▶ [Short problem]: In the entries below, count every line with the word "Website". Return only the count.

▶ [Record set]:
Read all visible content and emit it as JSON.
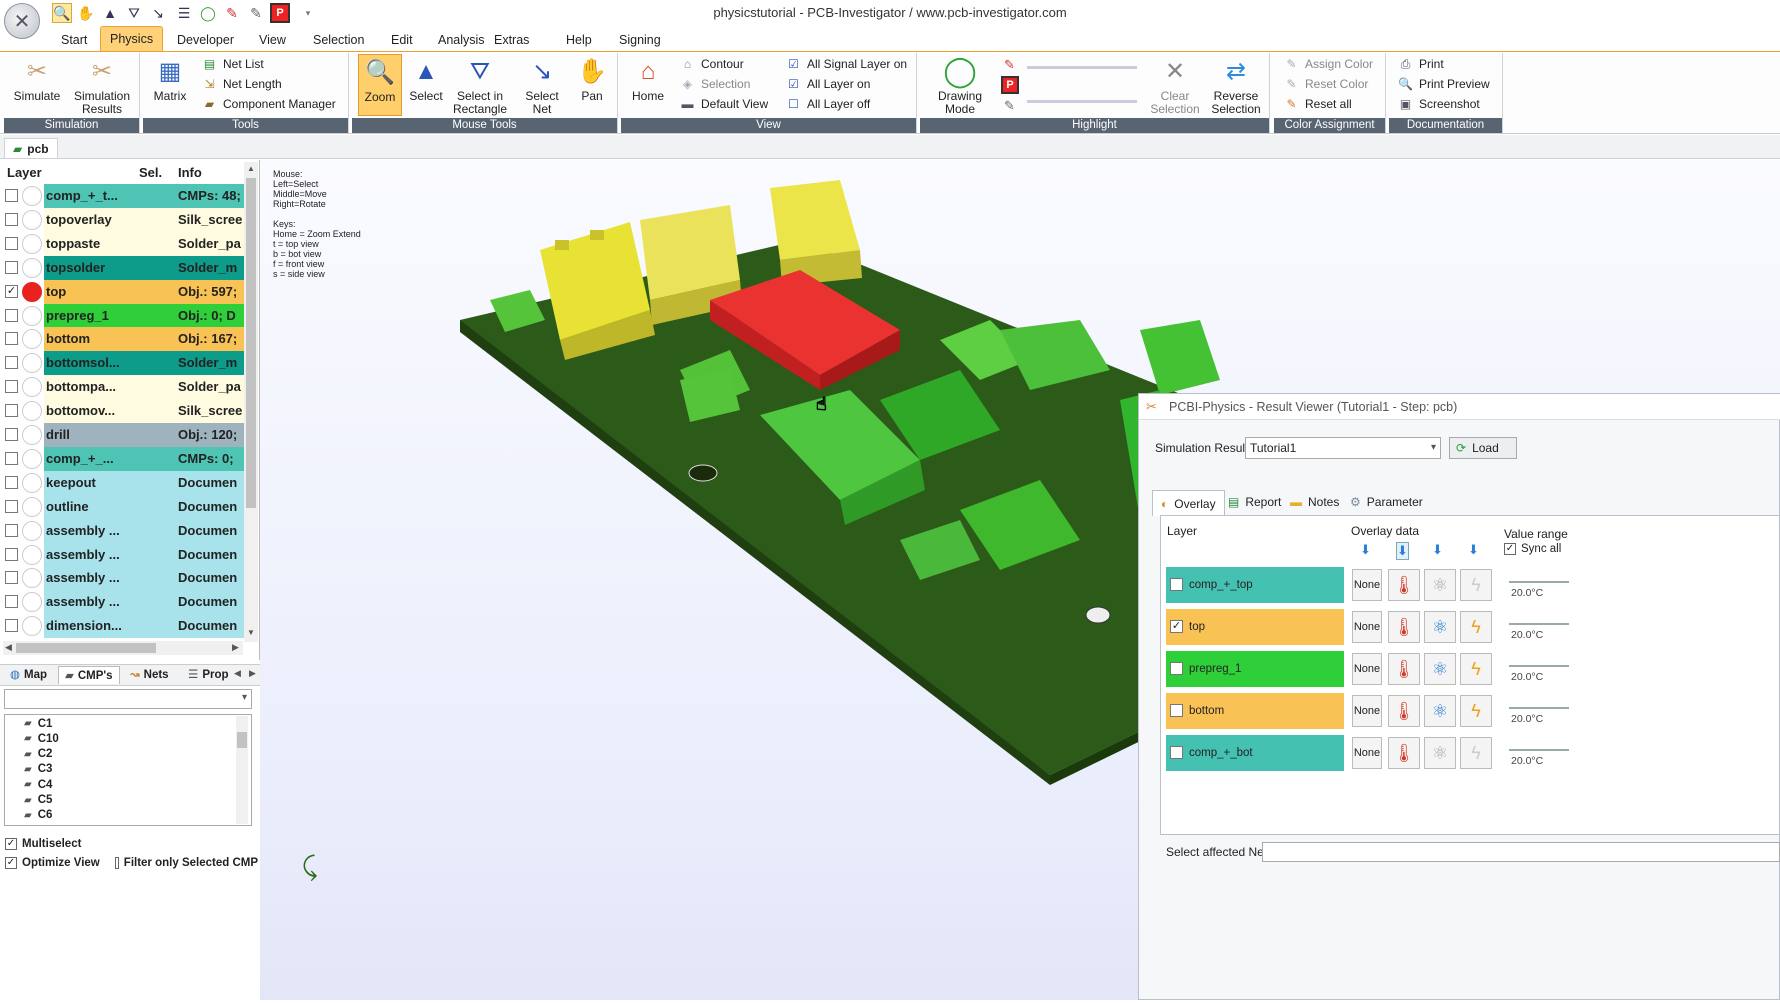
{
  "window": {
    "title": "physicstutorial - PCB-Investigator / www.pcb-investigator.com"
  },
  "quick_access": [
    "search-icon",
    "hand-icon",
    "select-arrow-icon",
    "select-rect-icon",
    "select-net-icon",
    "contour-icon",
    "drawing-mode-icon",
    "pen-icon",
    "pen2-icon",
    "highlight-icon",
    "dropdown-icon"
  ],
  "menu": [
    "Start",
    "Physics",
    "Developer",
    "View",
    "Selection",
    "Edit",
    "Analysis",
    "Extras",
    "Help",
    "Signing"
  ],
  "ribbon": {
    "simulation": {
      "label": "Simulation",
      "simulate": "Simulate",
      "results_1": "Simulation",
      "results_2": "Results"
    },
    "tools": {
      "label": "Tools",
      "matrix": "Matrix",
      "net_list": "Net List",
      "net_length": "Net Length",
      "component_manager": "Component Manager"
    },
    "mouse_tools": {
      "label": "Mouse Tools",
      "zoom": "Zoom",
      "select": "Select",
      "select_rect_1": "Select in",
      "select_rect_2": "Rectangle",
      "select_net_1": "Select",
      "select_net_2": "Net",
      "pan": "Pan"
    },
    "view": {
      "label": "View",
      "home": "Home",
      "contour": "Contour",
      "selection": "Selection",
      "default_view": "Default View",
      "all_signal_on": "All Signal Layer on",
      "all_layer_on": "All Layer on",
      "all_layer_off": "All Layer off"
    },
    "highlight": {
      "label": "Highlight",
      "drawing_mode_1": "Drawing",
      "drawing_mode_2": "Mode",
      "clear_1": "Clear",
      "clear_2": "Selection",
      "reverse_1": "Reverse",
      "reverse_2": "Selection"
    },
    "color_assignment": {
      "label": "Color Assignment",
      "assign": "Assign Color",
      "reset": "Reset Color",
      "reset_all": "Reset all"
    },
    "documentation": {
      "label": "Documentation",
      "print": "Print",
      "preview": "Print Preview",
      "screenshot": "Screenshot"
    }
  },
  "doc_tab": "pcb",
  "layer_panel": {
    "headers": {
      "layer": "Layer",
      "sel": "Sel.",
      "info": "Info"
    },
    "rows": [
      {
        "name": "comp_+_t...",
        "info": "CMPs: 48;",
        "checked": false,
        "color": "#4ec4b4",
        "infocolor": "#4ec4b4",
        "dot": "#fff"
      },
      {
        "name": "topoverlay",
        "info": "Silk_scree",
        "checked": false,
        "color": "#fffbe0",
        "infocolor": "#fffbe0",
        "dot": "#fff"
      },
      {
        "name": "toppaste",
        "info": "Solder_pa",
        "checked": false,
        "color": "#fffbe0",
        "infocolor": "#fffbe0",
        "dot": "#fff"
      },
      {
        "name": "topsolder",
        "info": "Solder_m",
        "checked": false,
        "color": "#0d9b8a",
        "infocolor": "#0d9b8a",
        "dot": "#fff"
      },
      {
        "name": "top",
        "info": "Obj.: 597;",
        "checked": true,
        "color": "#f9c254",
        "infocolor": "#f9c254",
        "dot": "#e8231f"
      },
      {
        "name": "prepreg_1",
        "info": "Obj.: 0; D",
        "checked": false,
        "color": "#2fcf3a",
        "infocolor": "#2fcf3a",
        "dot": "#fff"
      },
      {
        "name": "bottom",
        "info": "Obj.: 167;",
        "checked": false,
        "color": "#f9c254",
        "infocolor": "#f9c254",
        "dot": "#fff"
      },
      {
        "name": "bottomsol...",
        "info": "Solder_m",
        "checked": false,
        "color": "#0d9b8a",
        "infocolor": "#0d9b8a",
        "dot": "#fff"
      },
      {
        "name": "bottompa...",
        "info": "Solder_pa",
        "checked": false,
        "color": "#fffbe0",
        "infocolor": "#fffbe0",
        "dot": "#fff"
      },
      {
        "name": "bottomov...",
        "info": "Silk_scree",
        "checked": false,
        "color": "#fffbe0",
        "infocolor": "#fffbe0",
        "dot": "#fff"
      },
      {
        "name": "drill",
        "info": "Obj.: 120;",
        "checked": false,
        "color": "#9fb3bf",
        "infocolor": "#9fb3bf",
        "dot": "#fff"
      },
      {
        "name": "comp_+_...",
        "info": "CMPs: 0; ",
        "checked": false,
        "color": "#4ec4b4",
        "infocolor": "#4ec4b4",
        "dot": "#fff"
      },
      {
        "name": "keepout",
        "info": "Documen",
        "checked": false,
        "color": "#a8e3ec",
        "infocolor": "#a8e3ec",
        "dot": "#fff"
      },
      {
        "name": "outline",
        "info": "Documen",
        "checked": false,
        "color": "#a8e3ec",
        "infocolor": "#a8e3ec",
        "dot": "#fff"
      },
      {
        "name": "assembly ...",
        "info": "Documen",
        "checked": false,
        "color": "#a8e3ec",
        "infocolor": "#a8e3ec",
        "dot": "#fff"
      },
      {
        "name": "assembly ...",
        "info": "Documen",
        "checked": false,
        "color": "#a8e3ec",
        "infocolor": "#a8e3ec",
        "dot": "#fff"
      },
      {
        "name": "assembly ...",
        "info": "Documen",
        "checked": false,
        "color": "#a8e3ec",
        "infocolor": "#a8e3ec",
        "dot": "#fff"
      },
      {
        "name": "assembly ...",
        "info": "Documen",
        "checked": false,
        "color": "#a8e3ec",
        "infocolor": "#a8e3ec",
        "dot": "#fff"
      },
      {
        "name": "dimension...",
        "info": "Documen",
        "checked": false,
        "color": "#a8e3ec",
        "infocolor": "#a8e3ec",
        "dot": "#fff"
      }
    ]
  },
  "bottom_tabs": [
    {
      "label": "Map",
      "icon": "globe-icon"
    },
    {
      "label": "CMP's",
      "icon": "chip-icon"
    },
    {
      "label": "Nets",
      "icon": "net-icon"
    },
    {
      "label": "Prop",
      "icon": "properties-icon"
    }
  ],
  "components": [
    "C1",
    "C10",
    "C2",
    "C3",
    "C4",
    "C5",
    "C6"
  ],
  "options": {
    "multiselect": "Multiselect",
    "optimize_view": "Optimize View",
    "filter_selected": "Filter only Selected CMP"
  },
  "viewport": {
    "mouse_help": "Mouse:\nLeft=Select\nMiddle=Move\nRight=Rotate\n\nKeys:\nHome = Zoom Extend\nt = top view\nb = bot view\nf = front view\ns = side view"
  },
  "result_viewer": {
    "title": "PCBI-Physics - Result Viewer (Tutorial1 - Step: pcb)",
    "sim_result_label": "Simulation Result:",
    "sim_result_value": "Tutorial1",
    "load": "Load",
    "tabs": [
      "Overlay",
      "Report",
      "Notes",
      "Parameter"
    ],
    "layer_header": "Layer",
    "overlay_header": "Overlay data",
    "value_range_header": "Value range",
    "sync_all": "Sync all",
    "none_label": "None",
    "rows": [
      {
        "name": "comp_+_top",
        "checked": false,
        "color": "#45c1b1",
        "value": "20.0°C",
        "lightning": false,
        "atom": false
      },
      {
        "name": "top",
        "checked": true,
        "color": "#f9c254",
        "value": "20.0°C",
        "lightning": true,
        "atom": true
      },
      {
        "name": "prepreg_1",
        "checked": false,
        "color": "#2fcf3a",
        "value": "20.0°C",
        "lightning": true,
        "atom": true
      },
      {
        "name": "bottom",
        "checked": false,
        "color": "#f9c254",
        "value": "20.0°C",
        "lightning": true,
        "atom": true
      },
      {
        "name": "comp_+_bot",
        "checked": false,
        "color": "#45c1b1",
        "value": "20.0°C",
        "lightning": false,
        "atom": false
      }
    ],
    "affected_net_label": "Select affected Net:"
  }
}
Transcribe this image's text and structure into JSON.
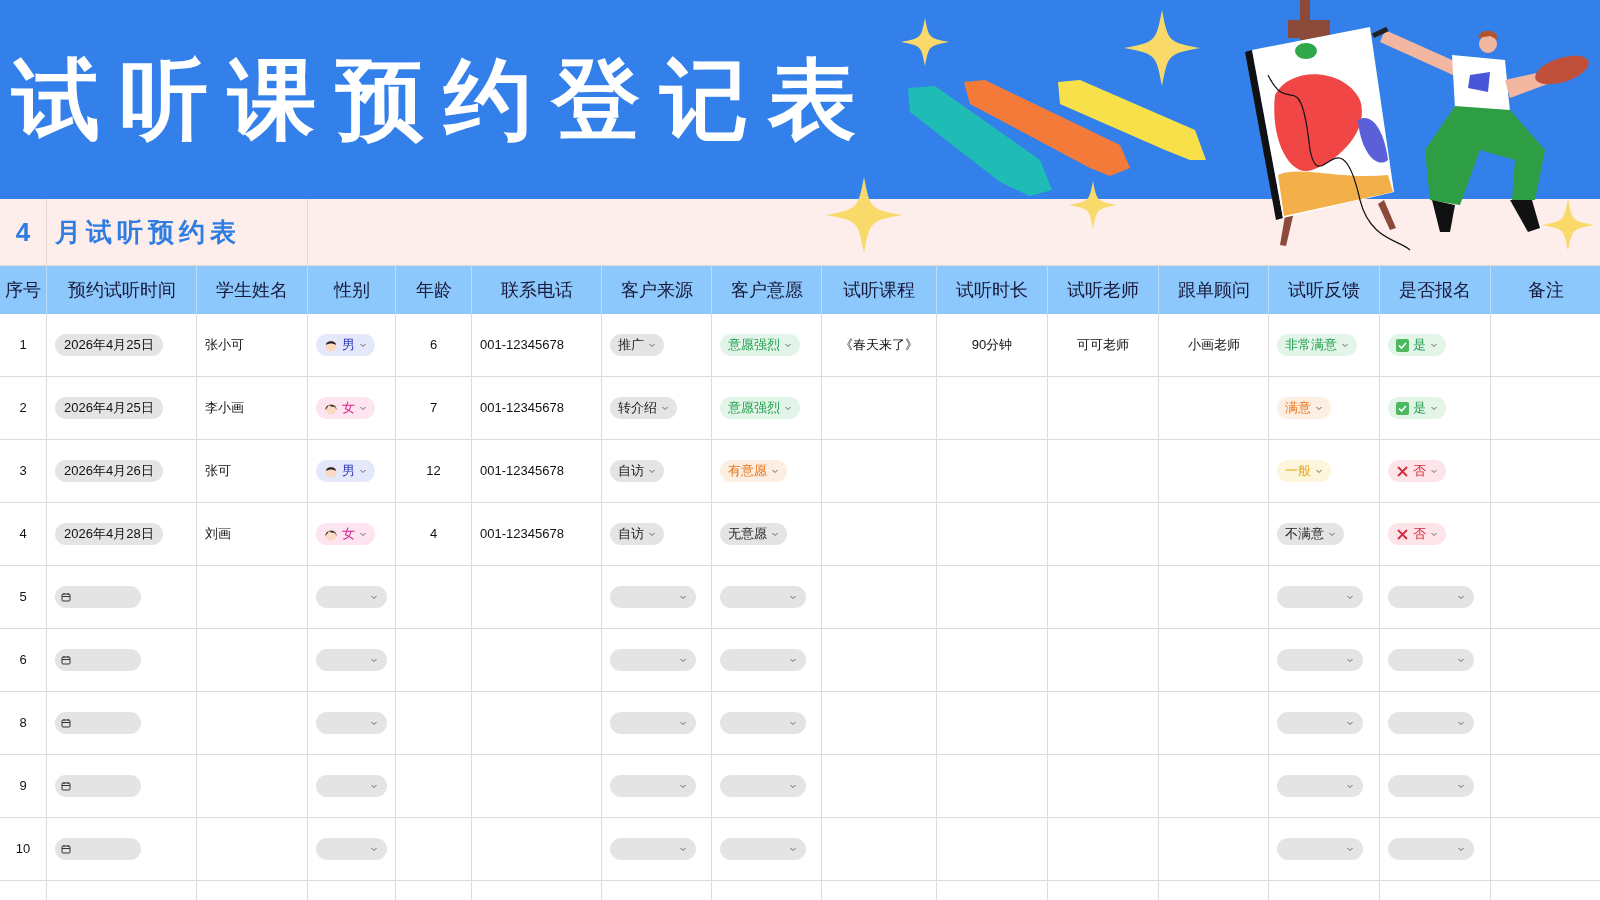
{
  "banner": {
    "title": "试听课预约登记表"
  },
  "subtitle": {
    "month": "4",
    "text": "月试听预约表"
  },
  "table": {
    "columns": [
      "序号",
      "预约试听时间",
      "学生姓名",
      "性别",
      "年龄",
      "联系电话",
      "客户来源",
      "客户意愿",
      "试听课程",
      "试听时长",
      "试听老师",
      "跟单顾问",
      "试听反馈",
      "是否报名",
      "备注"
    ],
    "rows": [
      {
        "no": "1",
        "date": "2026年4月25日",
        "name": "张小可",
        "gender": {
          "label": "男",
          "kind": "male"
        },
        "age": "6",
        "phone": "001-12345678",
        "source": "推广",
        "intent": {
          "label": "意愿强烈",
          "kind": "strong"
        },
        "course": "《春天来了》",
        "duration": "90分钟",
        "teacher": "可可老师",
        "advisor": "小画老师",
        "feedback": {
          "label": "非常满意",
          "kind": "very_good"
        },
        "enrolled": {
          "label": "是",
          "checked": true
        }
      },
      {
        "no": "2",
        "date": "2026年4月25日",
        "name": "李小画",
        "gender": {
          "label": "女",
          "kind": "female"
        },
        "age": "7",
        "phone": "001-12345678",
        "source": "转介绍",
        "intent": {
          "label": "意愿强烈",
          "kind": "strong"
        },
        "feedback": {
          "label": "满意",
          "kind": "good"
        },
        "enrolled": {
          "label": "是",
          "checked": true
        }
      },
      {
        "no": "3",
        "date": "2026年4月26日",
        "name": "张可",
        "gender": {
          "label": "男",
          "kind": "male"
        },
        "age": "12",
        "phone": "001-12345678",
        "source": "自访",
        "intent": {
          "label": "有意愿",
          "kind": "some"
        },
        "feedback": {
          "label": "一般",
          "kind": "neutral"
        },
        "enrolled": {
          "label": "否",
          "checked": false
        }
      },
      {
        "no": "4",
        "date": "2026年4月28日",
        "name": "刘画",
        "gender": {
          "label": "女",
          "kind": "female"
        },
        "age": "4",
        "phone": "001-12345678",
        "source": "自访",
        "intent": {
          "label": "无意愿",
          "kind": "none"
        },
        "feedback": {
          "label": "不满意",
          "kind": "bad"
        },
        "enrolled": {
          "label": "否",
          "checked": false
        }
      },
      {
        "no": "5"
      },
      {
        "no": "6"
      },
      {
        "no": "8"
      },
      {
        "no": "9"
      },
      {
        "no": "10"
      }
    ]
  }
}
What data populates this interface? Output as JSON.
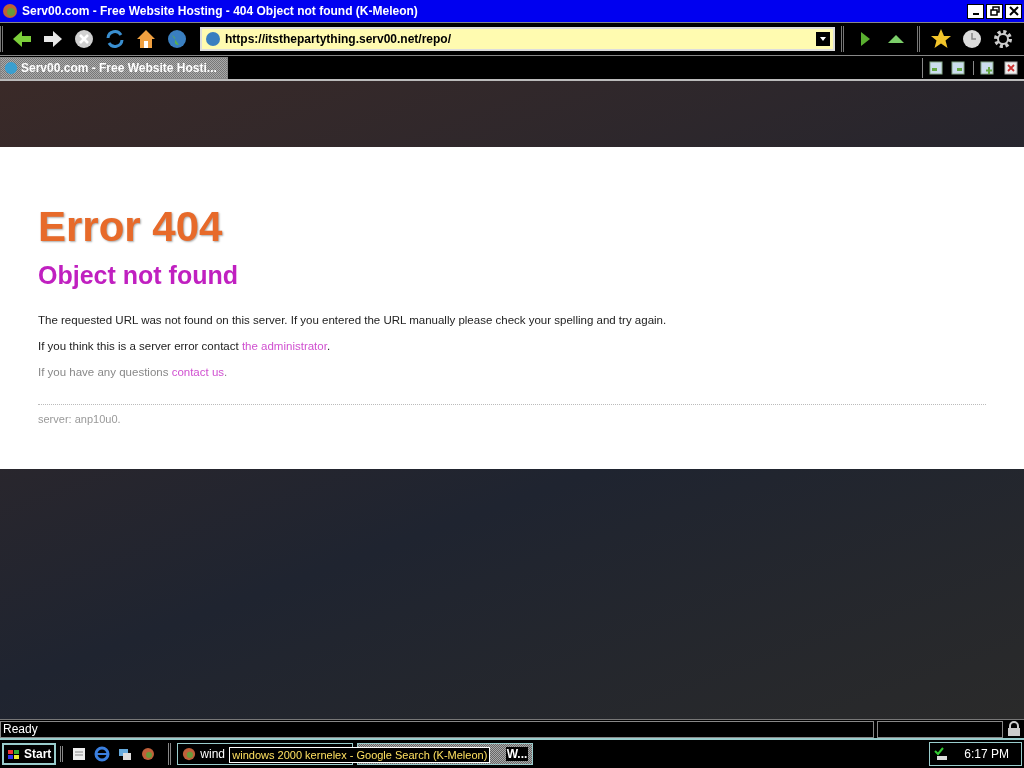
{
  "window": {
    "title": "Serv00.com - Free Website Hosting - 404 Object not found (K-Meleon)"
  },
  "address_bar": {
    "value": "https://itsthepartything.serv00.net/repo/"
  },
  "tabs": [
    {
      "label": "Serv00.com - Free Website Hosti...",
      "selected": true
    }
  ],
  "page": {
    "heading": "Error 404",
    "subheading": "Object not found",
    "paragraphs": [
      {
        "text": "The requested URL was not found on this server. If you entered the URL manually please check your spelling and try again."
      },
      {
        "text": "If you think this is a server error contact ",
        "link": "the administrator",
        "after": "."
      },
      {
        "text": "If you have any questions ",
        "link": "contact us",
        "after": "."
      }
    ],
    "footer": "server: anp10u0."
  },
  "status_bar": {
    "text": "Ready"
  },
  "taskbar": {
    "start": "Start",
    "buttons": [
      {
        "label": "wind",
        "selected": false
      },
      {
        "label": "W...",
        "selected": true
      }
    ],
    "tooltip": "windows 2000 kernelex - Google Search (K-Meleon)",
    "clock": "6:17 PM"
  }
}
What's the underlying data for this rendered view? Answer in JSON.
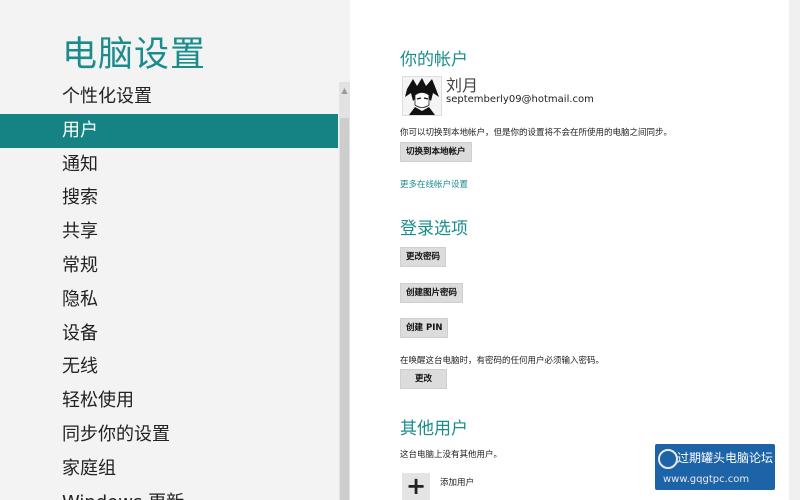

▶ [Response]: 2